** Start RECORD SET **

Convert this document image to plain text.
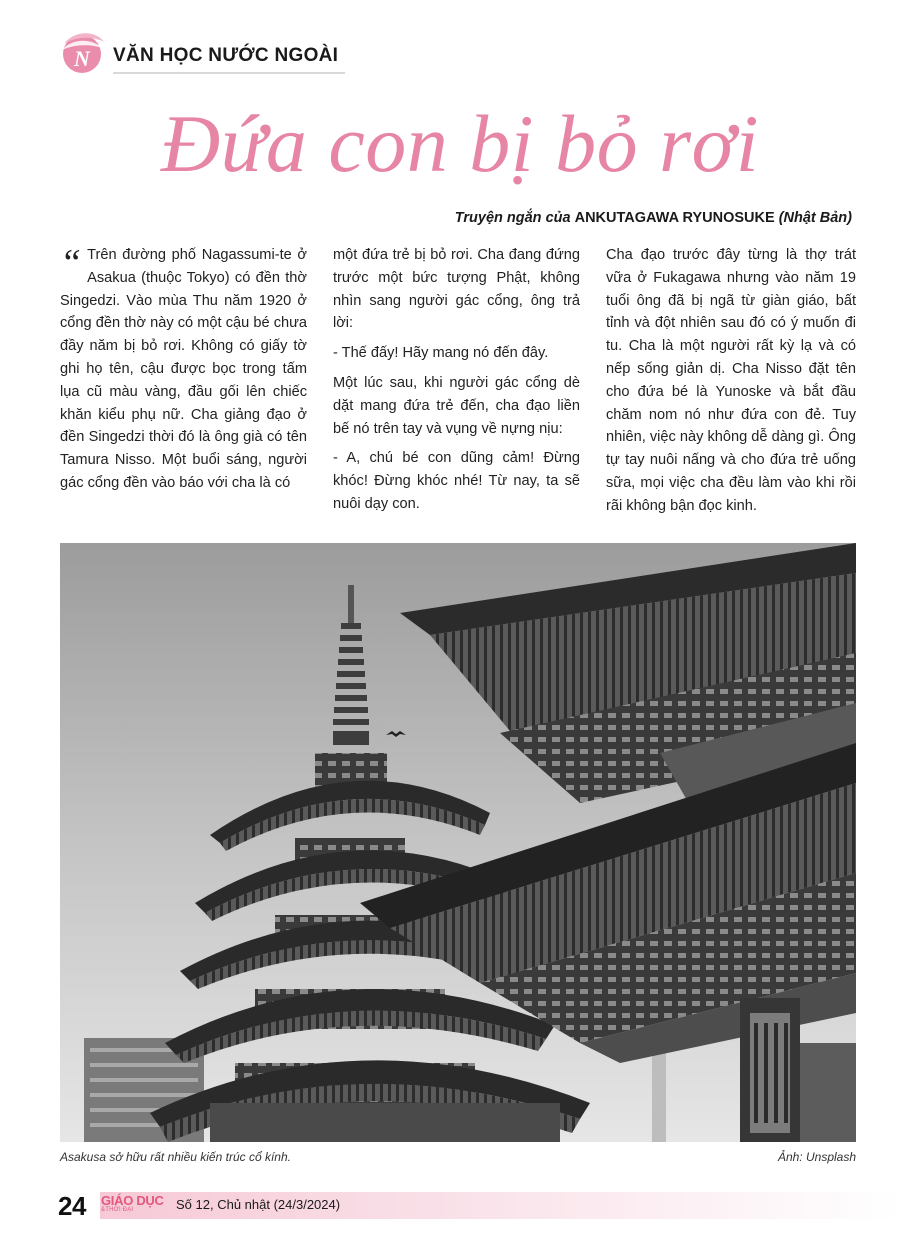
N VĂN HỌC NƯỚC NGOÀI
Đứa con bị bỏ rơi
Truyện ngắn của ANKUTAGAWA RYUNOSUKE (Nhật Bản)

“ Trên đường phố Nagassumi-te ở Asakua (thuộc Tokyo) có đền thờ Singedzi. Vào mùa Thu năm 1920 ở cổng đền thờ này có một cậu bé chưa đầy năm bị bỏ rơi. Không có giấy tờ ghi họ tên, cậu được bọc trong tấm lụa cũ màu vàng, đầu gối lên chiếc khăn kiểu phụ nữ. Cha giảng đạo ở đền Singedzi thời đó là ông già có tên Tamura Nisso. Một buổi sáng, người gác cổng đền vào báo với cha là có

một đứa trẻ bị bỏ rơi. Cha đang đứng trước một bức tượng Phật, không nhìn sang người gác cổng, ông trả lời:

- Thế đấy! Hãy mang nó đến đây.

Một lúc sau, khi người gác cổng dè dặt mang đứa trẻ đến, cha đạo liền bế nó trên tay và vụng về nựng nịu:

- A, chú bé con dũng cảm! Đừng khóc! Đừng khóc nhé! Từ nay, ta sẽ nuôi dạy con.

Cha đạo trước đây từng là thợ trát vữa ở Fukagawa nhưng vào năm 19 tuổi ông đã bị ngã từ giàn giáo, bất tỉnh và đột nhiên sau đó có ý muốn đi tu. Cha là một người rất kỳ lạ và có nếp sống giản dị. Cha Nisso đặt tên cho đứa bé là Yunoske và bắt đầu chăm nom nó như đứa con đẻ. Tuy nhiên, việc này không dễ dàng gì. Ông tự tay nuôi nấng và cho đứa trẻ uống sữa, mọi việc cha đều làm vào khi rồi rãi không bận đọc kinh.

Asakusa sở hữu rất nhiều kiến trúc cổ kính.	Ảnh: Unsplash
24 GIÁO DỤC
&THỜI ĐẠI	Số 12, Chủ nhật (24/3/2024)
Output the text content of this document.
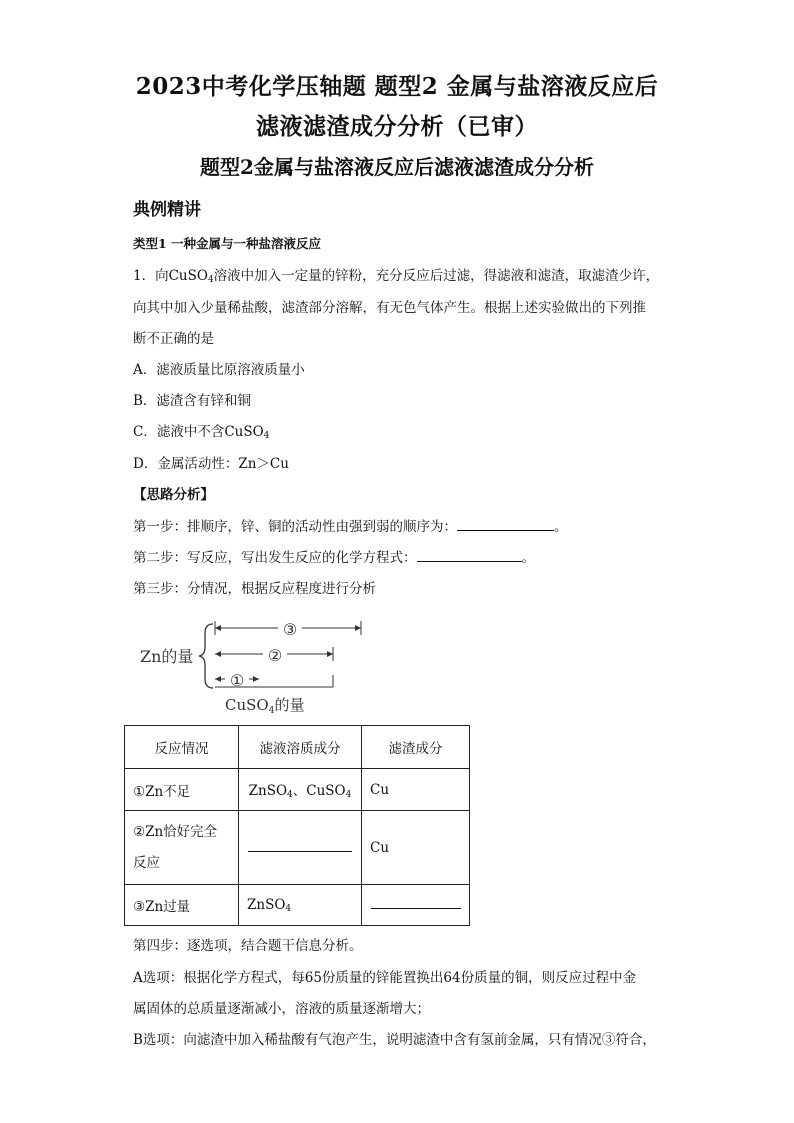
2023中考化学压轴题 题型2 金属与盐溶液反应后
滤液滤渣成分分析（已审）
题型2金属与盐溶液反应后滤液滤渣成分分析
典例精讲
类型1 一种金属与一种盐溶液反应
1．向CuSO$_4$溶液中加入一定量的锌粉，充分反应后过滤，得滤液和滤渣，取滤渣少许，
向其中加入少量稀盐酸，滤渣部分溶解，有无色气体产生。根据上述实验做出的下列推
断不正确的是
A．滤液质量比原溶液质量小
B．滤渣含有锌和铜
C．滤液中不含CuSO$_4$
D．金属活动性：Zn＞Cu
【思路分析】
第一步：排顺序，锌、铜的活动性由强到弱的顺序为：	。
第二步：写反应，写出发生反应的化学方程式：	。
第三步：分情况，根据反应程度进行分析
Zn的量
③
②
①
CuSO$_4$的量
反应情况	滤液溶质成分	滤渣成分
①Zn不足	ZnSO$_4$、CuSO$_4$	Cu
②Zn恰好完全
反应		Cu
③Zn过量	ZnSO$_4$	
第四步：逐选项，结合题干信息分析。
A选项：根据化学方程式，每65份质量的锌能置换出64份质量的铜，则反应过程中金
属固体的总质量逐渐减小，溶液的质量逐渐增大；
B选项：向滤渣中加入稀盐酸有气泡产生，说明滤渣中含有氢前金属，只有情况③符合，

** End RECORD SET **

| WHAT IS EXPECTED |
Leave out the pictures and copy everything else in the records word for word.

| RESULT |
Convert this document image to plain text.
N VĂN HỌC NƯỚC NGOÀI
Đứa con bị bỏ rơi
Truyện ngắn của ANKUTAGAWA RYUNOSUKE (Nhật Bản)

“ Trên đường phố Nagassumi-te ở Asakua (thuộc Tokyo) có đền thờ Singedzi. Vào mùa Thu năm 1920 ở cổng đền thờ này có một cậu bé chưa đầy năm bị bỏ rơi. Không có giấy tờ ghi họ tên, cậu được bọc trong tấm lụa cũ màu vàng, đầu gối lên chiếc khăn kiểu phụ nữ. Cha giảng đạo ở đền Singedzi thời đó là ông già có tên Tamura Nisso. Một buổi sáng, người gác cổng đền vào báo với cha là có

một đứa trẻ bị bỏ rơi. Cha đang đứng trước một bức tượng Phật, không nhìn sang người gác cổng, ông trả lời:

- Thế đấy! Hãy mang nó đến đây.

Một lúc sau, khi người gác cổng dè dặt mang đứa trẻ đến, cha đạo liền bế nó trên tay và vụng về nựng nịu:

- A, chú bé con dũng cảm! Đừng khóc! Đừng khóc nhé! Từ nay, ta sẽ nuôi dạy con.

Cha đạo trước đây từng là thợ trát vữa ở Fukagawa nhưng vào năm 19 tuổi ông đã bị ngã từ giàn giáo, bất tỉnh và đột nhiên sau đó có ý muốn đi tu. Cha là một người rất kỳ lạ và có nếp sống giản dị. Cha Nisso đặt tên cho đứa bé là Yunoske và bắt đầu chăm nom nó như đứa con đẻ. Tuy nhiên, việc này không dễ dàng gì. Ông tự tay nuôi nấng và cho đứa trẻ uống sữa, mọi việc cha đều làm vào khi rồi rãi không bận đọc kinh.

Asakusa sở hữu rất nhiều kiến trúc cổ kính.	Ảnh: Unsplash
24 GIÁO DỤC
&THỜI ĐẠI	Số 12, Chủ nhật (24/3/2024)
Output the text content of this document.
2023中考化学压轴题 题型2 金属与盐溶液反应后
滤液滤渣成分分析（已审）
题型2金属与盐溶液反应后滤液滤渣成分分析
典例精讲
类型1 一种金属与一种盐溶液反应
1．向CuSO$_4$溶液中加入一定量的锌粉，充分反应后过滤，得滤液和滤渣，取滤渣少许，
向其中加入少量稀盐酸，滤渣部分溶解，有无色气体产生。根据上述实验做出的下列推
断不正确的是
A．滤液质量比原溶液质量小
B．滤渣含有锌和铜
C．滤液中不含CuSO$_4$
D．金属活动性：Zn＞Cu
【思路分析】
第一步：排顺序，锌、铜的活动性由强到弱的顺序为：	。
第二步：写反应，写出发生反应的化学方程式：	。
第三步：分情况，根据反应程度进行分析
Zn的量
③
②
①
CuSO$_4$的量
反应情况	滤液溶质成分	滤渣成分
①Zn不足	ZnSO$_4$、CuSO$_4$	Cu
②Zn恰好完全
反应		Cu
③Zn过量	ZnSO$_4$	
第四步：逐选项，结合题干信息分析。
A选项：根据化学方程式，每65份质量的锌能置换出64份质量的铜，则反应过程中金
属固体的总质量逐渐减小，溶液的质量逐渐增大；
B选项：向滤渣中加入稀盐酸有气泡产生，说明滤渣中含有氢前金属，只有情况③符合，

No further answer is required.